- **What you have to do**:
Every record should be copied exactly, except that pictures are to be omitted.

- **Listed entries**:
______________________________

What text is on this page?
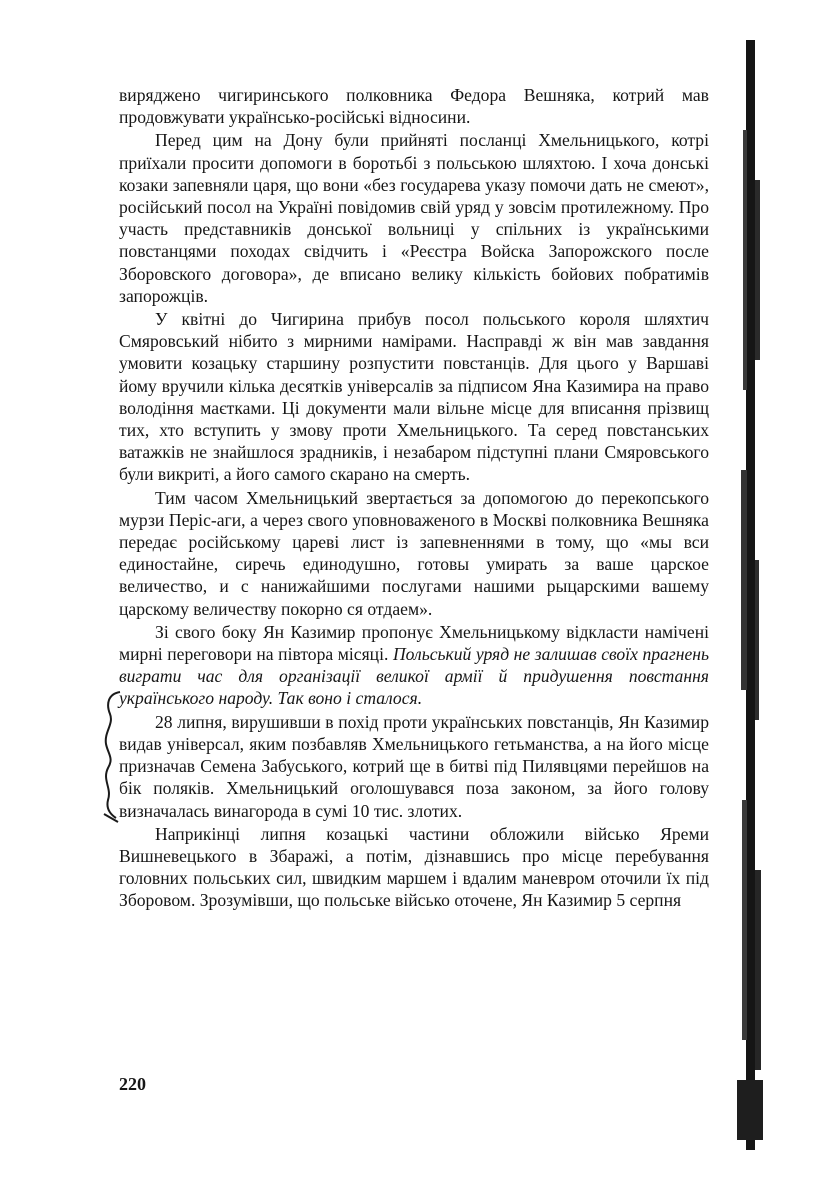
виряджено чигиринського полковника Федора Вешняка, котрий мав продовжувати українсько-російські відносини.

Перед цим на Дону були прийняті посланці Хмельницького, котрі приїхали просити допомоги в боротьбі з польською шляхтою. І хоча донські козаки запевняли царя, що вони «без государева указу помочи дать не смеют», російський посол на Україні повідомив свій уряд у зовсім протилежному. Про участь представників донської вольниці у спільних із українськими повстанцями походах свідчить і «Реєстра Войска Запорожского после Зборовского договора», де вписано велику кількість бойових побратимів запорожців.

У квітні до Чигирина прибув посол польського короля шляхтич Смяровський нібито з мирними намірами. Насправді ж він мав завдання умовити козацьку старшину розпустити повстанців. Для цього у Варшаві йому вручили кілька десятків універсалів за підписом Яна Казимира на право володіння маєтками. Ці документи мали вільне місце для вписання прізвищ тих, хто вступить у змову проти Хмельницького. Та серед повстанських ватажків не знайшлося зрадників, і незабаром підступні плани Смяровського були викриті, а його самого скарано на смерть.

Тим часом Хмельницький звертається за допомогою до перекопського мурзи Періс-аги, а через свого уповноваженого в Москві полковника Вешняка передає російському цареві лист із запевненнями в тому, що «мы вси единостайне, сиречь единодушно, готовы умирать за ваше царское величество, и с нанижайшими послугами нашими рыцарскими вашему царскому величеству покорно ся отдаем».

Зі свого боку Ян Казимир пропонує Хмельницькому відкласти намічені мирні переговори на півтора місяці. Польський уряд не залишав своїх прагнень виграти час для організації великої армії й придушення повстання українського народу. Так воно і сталося.

28 липня, вирушивши в похід проти українських повстанців, Ян Казимир видав універсал, яким позбавляв Хмельницького гетьманства, а на його місце призначав Семена Забуського, котрий ще в битві під Пилявцями перейшов на бік поляків. Хмельницький оголошувався поза законом, за його голову визначалась винагорода в сумі 10 тис. злотих.

Наприкінці липня козацькі частини обложили військо Яреми Вишневецького в Збаражі, а потім, дізнавшись про місце перебування головних польських сил, швидким маршем і вдалим маневром оточили їх під Зборовом. Зрозумівши, що польське військо оточене, Ян Казимир 5 серпня

220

______________________________

- **Output of the exercise**:
What text is on this page?
виряджено чигиринського полковника Федора Вешняка, котрий мав продовжувати українсько-російські відносини.

Перед цим на Дону були прийняті посланці Хмельницького, котрі приїхали просити допомоги в боротьбі з польською шляхтою. І хоча донські козаки запевняли царя, що вони «без государева указу помочи дать не смеют», російський посол на Україні повідомив свій уряд у зовсім протилежному. Про участь представників донської вольниці у спільних із українськими повстанцями походах свідчить і «Реєстра Войска Запорожского после Зборовского договора», де вписано велику кількість бойових побратимів запорожців.

У квітні до Чигирина прибув посол польського короля шляхтич Смяровський нібито з мирними намірами. Насправді ж він мав завдання умовити козацьку старшину розпустити повстанців. Для цього у Варшаві йому вручили кілька десятків універсалів за підписом Яна Казимира на право володіння маєтками. Ці документи мали вільне місце для вписання прізвищ тих, хто вступить у змову проти Хмельницького. Та серед повстанських ватажків не знайшлося зрадників, і незабаром підступні плани Смяровського були викриті, а його самого скарано на смерть.

Тим часом Хмельницький звертається за допомогою до перекопського мурзи Періс-аги, а через свого уповноваженого в Москві полковника Вешняка передає російському цареві лист із запевненнями в тому, що «мы вси единостайне, сиречь единодушно, готовы умирать за ваше царское величество, и с нанижайшими послугами нашими рыцарскими вашему царскому величеству покорно ся отдаем».

Зі свого боку Ян Казимир пропонує Хмельницькому відкласти намічені мирні переговори на півтора місяці. Польський уряд не залишав своїх прагнень виграти час для організації великої армії й придушення повстання українського народу. Так воно і сталося.

28 липня, вирушивши в похід проти українських повстанців, Ян Казимир видав універсал, яким позбавляв Хмельницького гетьманства, а на його місце призначав Семена Забуського, котрий ще в битві під Пилявцями перейшов на бік поляків. Хмельницький оголошувався поза законом, за його голову визначалась винагорода в сумі 10 тис. злотих.

Наприкінці липня козацькі частини обложили військо Яреми Вишневецького в Збаражі, а потім, дізнавшись про місце перебування головних польських сил, швидким маршем і вдалим маневром оточили їх під Зборовом. Зрозумівши, що польське військо оточене, Ян Казимир 5 серпня

220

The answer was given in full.